**** Excerpted data ****

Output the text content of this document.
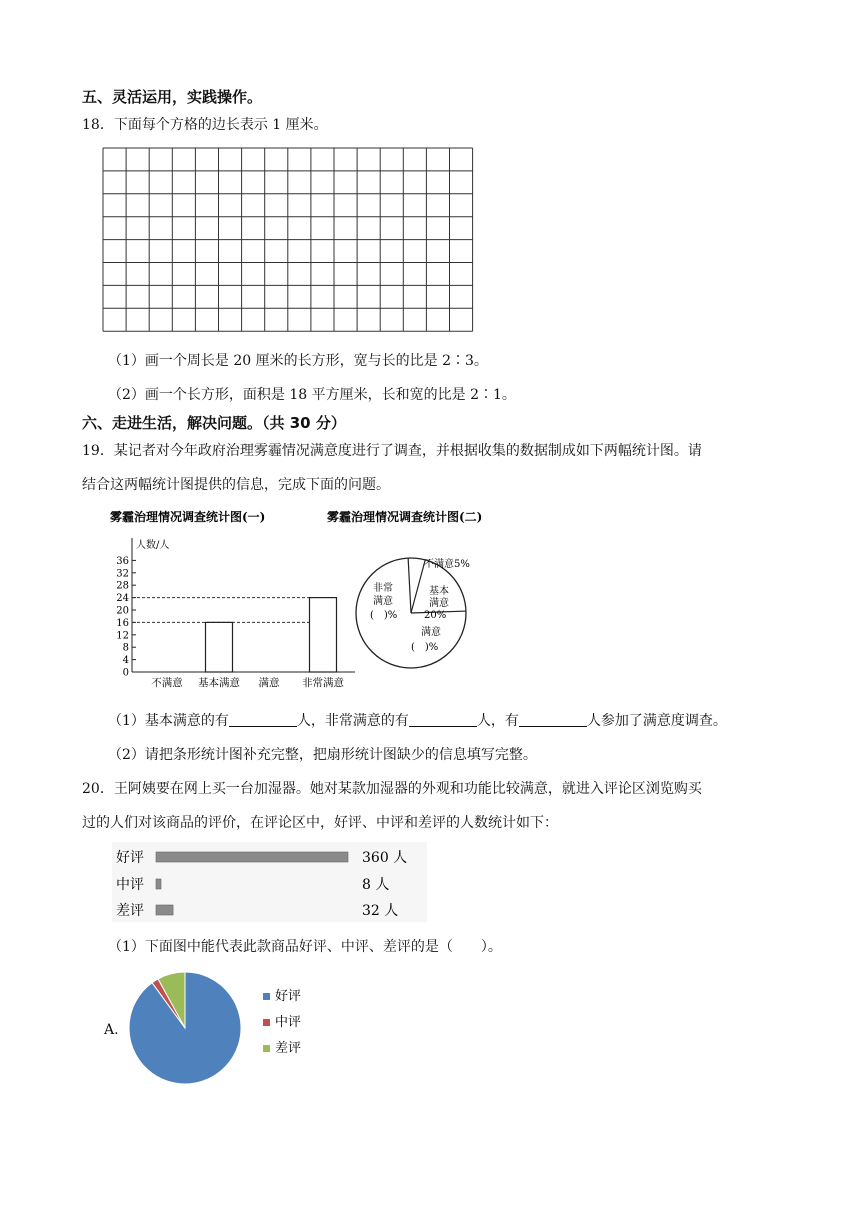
五、灵活运用，实践操作。
18．下面每个方格的边长表示 1 厘米。
（1）画一个周长是 20 厘米的长方形，宽与长的比是 2∶3。
（2）画一个长方形，面积是 18 平方厘米，长和宽的比是 2∶1。
六、走进生活，解决问题。（共 30 分）
19．某记者对今年政府治理雾霾情况满意度进行了调查，并根据收集的数据制成如下两幅统计图。请
结合这两幅统计图提供的信息，完成下面的问题。
雾霾治理情况调查统计图(一)
人数/人
0
4
8
12
16
20
24
28
32
36
不满意 基本满意 满意 非常满意
雾霾治理情况调查统计图(二)
不满意5%
基本
满意
20%
非常
满意
(　)%
满意
(　)%
（1）基本满意的有	人，非常满意的有	人，有	人参加了满意度调查。
（2）请把条形统计图补充完整，把扇形统计图缺少的信息填写完整。
20．王阿姨要在网上买一台加湿器。她对某款加湿器的外观和功能比较满意，就进入评论区浏览购买
过的人们对该商品的评价，在评论区中，好评、中评和差评的人数统计如下：
好评	360 人
中评	8 人
差评	32 人
（1）下面图中能代表此款商品好评、中评、差评的是（　　）。
A.
好评
中评
差评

****

- **Problem to solve**: Go through the listing above and quote it exactly, apart from its images.

- **Output of the exercise**:
Output the text content of this document.
五、灵活运用，实践操作。
18．下面每个方格的边长表示 1 厘米。
（1）画一个周长是 20 厘米的长方形，宽与长的比是 2∶3。
（2）画一个长方形，面积是 18 平方厘米，长和宽的比是 2∶1。
六、走进生活，解决问题。（共 30 分）
19．某记者对今年政府治理雾霾情况满意度进行了调查，并根据收集的数据制成如下两幅统计图。请
结合这两幅统计图提供的信息，完成下面的问题。
雾霾治理情况调查统计图(一)
人数/人
0
4
8
12
16
20
24
28
32
36
不满意 基本满意 满意 非常满意
雾霾治理情况调查统计图(二)
不满意5%
基本
满意
20%
非常
满意
(　)%
满意
(　)%
（1）基本满意的有	人，非常满意的有	人，有	人参加了满意度调查。
（2）请把条形统计图补充完整，把扇形统计图缺少的信息填写完整。
20．王阿姨要在网上买一台加湿器。她对某款加湿器的外观和功能比较满意，就进入评论区浏览购买
过的人们对该商品的评价，在评论区中，好评、中评和差评的人数统计如下：
好评	360 人
中评	8 人
差评	32 人
（1）下面图中能代表此款商品好评、中评、差评的是（　　）。
A.
好评
中评
差评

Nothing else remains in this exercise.